### Task to complete
Will you give the material below again, every line exactly as it is?

[Dataset items]
═══

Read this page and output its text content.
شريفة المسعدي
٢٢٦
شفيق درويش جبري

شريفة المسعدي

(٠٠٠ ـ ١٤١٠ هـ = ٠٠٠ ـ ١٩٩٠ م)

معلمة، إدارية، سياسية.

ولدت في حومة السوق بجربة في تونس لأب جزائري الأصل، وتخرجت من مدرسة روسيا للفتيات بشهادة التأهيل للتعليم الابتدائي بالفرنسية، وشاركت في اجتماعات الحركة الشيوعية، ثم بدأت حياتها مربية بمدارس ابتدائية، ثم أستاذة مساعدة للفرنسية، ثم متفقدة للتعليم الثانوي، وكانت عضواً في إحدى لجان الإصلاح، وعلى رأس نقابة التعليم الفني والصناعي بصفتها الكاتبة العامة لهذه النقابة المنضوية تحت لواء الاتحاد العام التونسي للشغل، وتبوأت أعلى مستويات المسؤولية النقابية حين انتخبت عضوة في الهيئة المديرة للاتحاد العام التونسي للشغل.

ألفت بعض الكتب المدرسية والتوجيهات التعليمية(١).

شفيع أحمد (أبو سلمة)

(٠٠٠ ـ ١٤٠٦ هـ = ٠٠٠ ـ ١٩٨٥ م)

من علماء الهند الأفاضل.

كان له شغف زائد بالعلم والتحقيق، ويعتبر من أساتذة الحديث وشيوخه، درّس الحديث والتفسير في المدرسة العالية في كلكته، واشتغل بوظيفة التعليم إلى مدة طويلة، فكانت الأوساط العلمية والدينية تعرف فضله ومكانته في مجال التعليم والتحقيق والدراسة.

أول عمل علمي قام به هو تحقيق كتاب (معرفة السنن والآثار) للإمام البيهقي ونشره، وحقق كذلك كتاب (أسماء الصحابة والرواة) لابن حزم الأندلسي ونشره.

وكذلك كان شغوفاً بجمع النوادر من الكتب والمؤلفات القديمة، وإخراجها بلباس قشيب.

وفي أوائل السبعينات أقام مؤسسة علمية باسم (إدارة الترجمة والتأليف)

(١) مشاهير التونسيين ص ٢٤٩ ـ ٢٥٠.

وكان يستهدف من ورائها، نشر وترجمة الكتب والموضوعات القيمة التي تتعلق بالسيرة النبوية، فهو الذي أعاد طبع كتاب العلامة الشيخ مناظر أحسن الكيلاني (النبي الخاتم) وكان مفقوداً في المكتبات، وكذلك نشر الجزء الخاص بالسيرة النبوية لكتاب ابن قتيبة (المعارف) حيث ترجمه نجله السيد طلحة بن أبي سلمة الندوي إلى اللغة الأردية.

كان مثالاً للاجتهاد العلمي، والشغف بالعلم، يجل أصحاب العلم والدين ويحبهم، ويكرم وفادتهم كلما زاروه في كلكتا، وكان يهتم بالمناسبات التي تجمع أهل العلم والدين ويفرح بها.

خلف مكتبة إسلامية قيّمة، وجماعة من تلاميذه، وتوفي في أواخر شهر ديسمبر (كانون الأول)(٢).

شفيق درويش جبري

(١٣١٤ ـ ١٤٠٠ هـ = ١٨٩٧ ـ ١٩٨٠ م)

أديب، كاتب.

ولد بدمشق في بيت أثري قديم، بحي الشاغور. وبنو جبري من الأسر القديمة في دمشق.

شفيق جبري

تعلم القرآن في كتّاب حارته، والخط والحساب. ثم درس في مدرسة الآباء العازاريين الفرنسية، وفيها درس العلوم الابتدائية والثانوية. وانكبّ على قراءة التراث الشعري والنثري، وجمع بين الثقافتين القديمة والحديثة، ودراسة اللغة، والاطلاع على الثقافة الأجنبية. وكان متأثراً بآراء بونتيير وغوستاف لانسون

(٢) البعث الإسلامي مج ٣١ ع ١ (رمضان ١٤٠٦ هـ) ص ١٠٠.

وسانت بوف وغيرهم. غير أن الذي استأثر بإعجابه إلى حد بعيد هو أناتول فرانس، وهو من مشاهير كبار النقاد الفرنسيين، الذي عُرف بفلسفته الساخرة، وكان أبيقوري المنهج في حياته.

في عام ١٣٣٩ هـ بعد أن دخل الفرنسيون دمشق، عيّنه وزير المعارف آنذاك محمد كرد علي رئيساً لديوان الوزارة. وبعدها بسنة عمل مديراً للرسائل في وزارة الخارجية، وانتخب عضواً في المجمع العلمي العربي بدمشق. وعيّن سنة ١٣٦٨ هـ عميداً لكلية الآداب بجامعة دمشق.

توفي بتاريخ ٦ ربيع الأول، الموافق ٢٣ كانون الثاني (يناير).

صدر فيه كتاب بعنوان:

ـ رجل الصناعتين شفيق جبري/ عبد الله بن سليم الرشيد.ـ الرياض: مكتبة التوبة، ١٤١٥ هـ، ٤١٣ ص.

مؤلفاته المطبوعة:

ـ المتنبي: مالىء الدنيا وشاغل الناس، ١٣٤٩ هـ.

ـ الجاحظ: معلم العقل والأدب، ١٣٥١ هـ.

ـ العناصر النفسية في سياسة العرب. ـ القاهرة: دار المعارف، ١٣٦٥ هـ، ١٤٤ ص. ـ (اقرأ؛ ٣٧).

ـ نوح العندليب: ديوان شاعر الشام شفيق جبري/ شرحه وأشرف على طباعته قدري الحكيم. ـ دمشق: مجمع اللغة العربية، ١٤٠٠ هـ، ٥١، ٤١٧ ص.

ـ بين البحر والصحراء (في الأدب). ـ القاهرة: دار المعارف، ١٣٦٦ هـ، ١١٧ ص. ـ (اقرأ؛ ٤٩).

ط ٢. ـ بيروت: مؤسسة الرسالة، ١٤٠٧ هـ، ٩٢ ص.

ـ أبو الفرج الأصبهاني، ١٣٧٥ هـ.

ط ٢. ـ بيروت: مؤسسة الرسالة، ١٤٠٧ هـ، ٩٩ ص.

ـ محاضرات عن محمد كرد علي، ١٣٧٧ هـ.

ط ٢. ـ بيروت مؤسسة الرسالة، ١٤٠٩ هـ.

═══

### Task answer
Read this page and output its text content.
شريفة المسعدي
٢٢٦
شفيق درويش جبري

شريفة المسعدي

(٠٠٠ ـ ١٤١٠ هـ = ٠٠٠ ـ ١٩٩٠ م)

معلمة، إدارية، سياسية.

ولدت في حومة السوق بجربة في تونس لأب جزائري الأصل، وتخرجت من مدرسة روسيا للفتيات بشهادة التأهيل للتعليم الابتدائي بالفرنسية، وشاركت في اجتماعات الحركة الشيوعية، ثم بدأت حياتها مربية بمدارس ابتدائية، ثم أستاذة مساعدة للفرنسية، ثم متفقدة للتعليم الثانوي، وكانت عضواً في إحدى لجان الإصلاح، وعلى رأس نقابة التعليم الفني والصناعي بصفتها الكاتبة العامة لهذه النقابة المنضوية تحت لواء الاتحاد العام التونسي للشغل، وتبوأت أعلى مستويات المسؤولية النقابية حين انتخبت عضوة في الهيئة المديرة للاتحاد العام التونسي للشغل.

ألفت بعض الكتب المدرسية والتوجيهات التعليمية(١).

شفيع أحمد (أبو سلمة)

(٠٠٠ ـ ١٤٠٦ هـ = ٠٠٠ ـ ١٩٨٥ م)

من علماء الهند الأفاضل.

كان له شغف زائد بالعلم والتحقيق، ويعتبر من أساتذة الحديث وشيوخه، درّس الحديث والتفسير في المدرسة العالية في كلكته، واشتغل بوظيفة التعليم إلى مدة طويلة، فكانت الأوساط العلمية والدينية تعرف فضله ومكانته في مجال التعليم والتحقيق والدراسة.

أول عمل علمي قام به هو تحقيق كتاب (معرفة السنن والآثار) للإمام البيهقي ونشره، وحقق كذلك كتاب (أسماء الصحابة والرواة) لابن حزم الأندلسي ونشره.

وكذلك كان شغوفاً بجمع النوادر من الكتب والمؤلفات القديمة، وإخراجها بلباس قشيب.

وفي أوائل السبعينات أقام مؤسسة علمية باسم (إدارة الترجمة والتأليف)

(١) مشاهير التونسيين ص ٢٤٩ ـ ٢٥٠.

وكان يستهدف من ورائها، نشر وترجمة الكتب والموضوعات القيمة التي تتعلق بالسيرة النبوية، فهو الذي أعاد طبع كتاب العلامة الشيخ مناظر أحسن الكيلاني (النبي الخاتم) وكان مفقوداً في المكتبات، وكذلك نشر الجزء الخاص بالسيرة النبوية لكتاب ابن قتيبة (المعارف) حيث ترجمه نجله السيد طلحة بن أبي سلمة الندوي إلى اللغة الأردية.

كان مثالاً للاجتهاد العلمي، والشغف بالعلم، يجل أصحاب العلم والدين ويحبهم، ويكرم وفادتهم كلما زاروه في كلكتا، وكان يهتم بالمناسبات التي تجمع أهل العلم والدين ويفرح بها.

خلف مكتبة إسلامية قيّمة، وجماعة من تلاميذه، وتوفي في أواخر شهر ديسمبر (كانون الأول)(٢).

شفيق درويش جبري

(١٣١٤ ـ ١٤٠٠ هـ = ١٨٩٧ ـ ١٩٨٠ م)

أديب، كاتب.

ولد بدمشق في بيت أثري قديم، بحي الشاغور. وبنو جبري من الأسر القديمة في دمشق.

شفيق جبري

تعلم القرآن في كتّاب حارته، والخط والحساب. ثم درس في مدرسة الآباء العازاريين الفرنسية، وفيها درس العلوم الابتدائية والثانوية. وانكبّ على قراءة التراث الشعري والنثري، وجمع بين الثقافتين القديمة والحديثة، ودراسة اللغة، والاطلاع على الثقافة الأجنبية. وكان متأثراً بآراء بونتيير وغوستاف لانسون

(٢) البعث الإسلامي مج ٣١ ع ١ (رمضان ١٤٠٦ هـ) ص ١٠٠.

وسانت بوف وغيرهم. غير أن الذي استأثر بإعجابه إلى حد بعيد هو أناتول فرانس، وهو من مشاهير كبار النقاد الفرنسيين، الذي عُرف بفلسفته الساخرة، وكان أبيقوري المنهج في حياته.

في عام ١٣٣٩ هـ بعد أن دخل الفرنسيون دمشق، عيّنه وزير المعارف آنذاك محمد كرد علي رئيساً لديوان الوزارة. وبعدها بسنة عمل مديراً للرسائل في وزارة الخارجية، وانتخب عضواً في المجمع العلمي العربي بدمشق. وعيّن سنة ١٣٦٨ هـ عميداً لكلية الآداب بجامعة دمشق.

توفي بتاريخ ٦ ربيع الأول، الموافق ٢٣ كانون الثاني (يناير).

صدر فيه كتاب بعنوان:

ـ رجل الصناعتين شفيق جبري/ عبد الله بن سليم الرشيد.ـ الرياض: مكتبة التوبة، ١٤١٥ هـ، ٤١٣ ص.

مؤلفاته المطبوعة:

ـ المتنبي: مالىء الدنيا وشاغل الناس، ١٣٤٩ هـ.

ـ الجاحظ: معلم العقل والأدب، ١٣٥١ هـ.

ـ العناصر النفسية في سياسة العرب. ـ القاهرة: دار المعارف، ١٣٦٥ هـ، ١٤٤ ص. ـ (اقرأ؛ ٣٧).

ـ نوح العندليب: ديوان شاعر الشام شفيق جبري/ شرحه وأشرف على طباعته قدري الحكيم. ـ دمشق: مجمع اللغة العربية، ١٤٠٠ هـ، ٥١، ٤١٧ ص.

ـ بين البحر والصحراء (في الأدب). ـ القاهرة: دار المعارف، ١٣٦٦ هـ، ١١٧ ص. ـ (اقرأ؛ ٤٩).

ط ٢. ـ بيروت: مؤسسة الرسالة، ١٤٠٧ هـ، ٩٢ ص.

ـ أبو الفرج الأصبهاني، ١٣٧٥ هـ.

ط ٢. ـ بيروت: مؤسسة الرسالة، ١٤٠٧ هـ، ٩٩ ص.

ـ محاضرات عن محمد كرد علي، ١٣٧٧ هـ.

ط ٢. ـ بيروت مؤسسة الرسالة، ١٤٠٩ هـ.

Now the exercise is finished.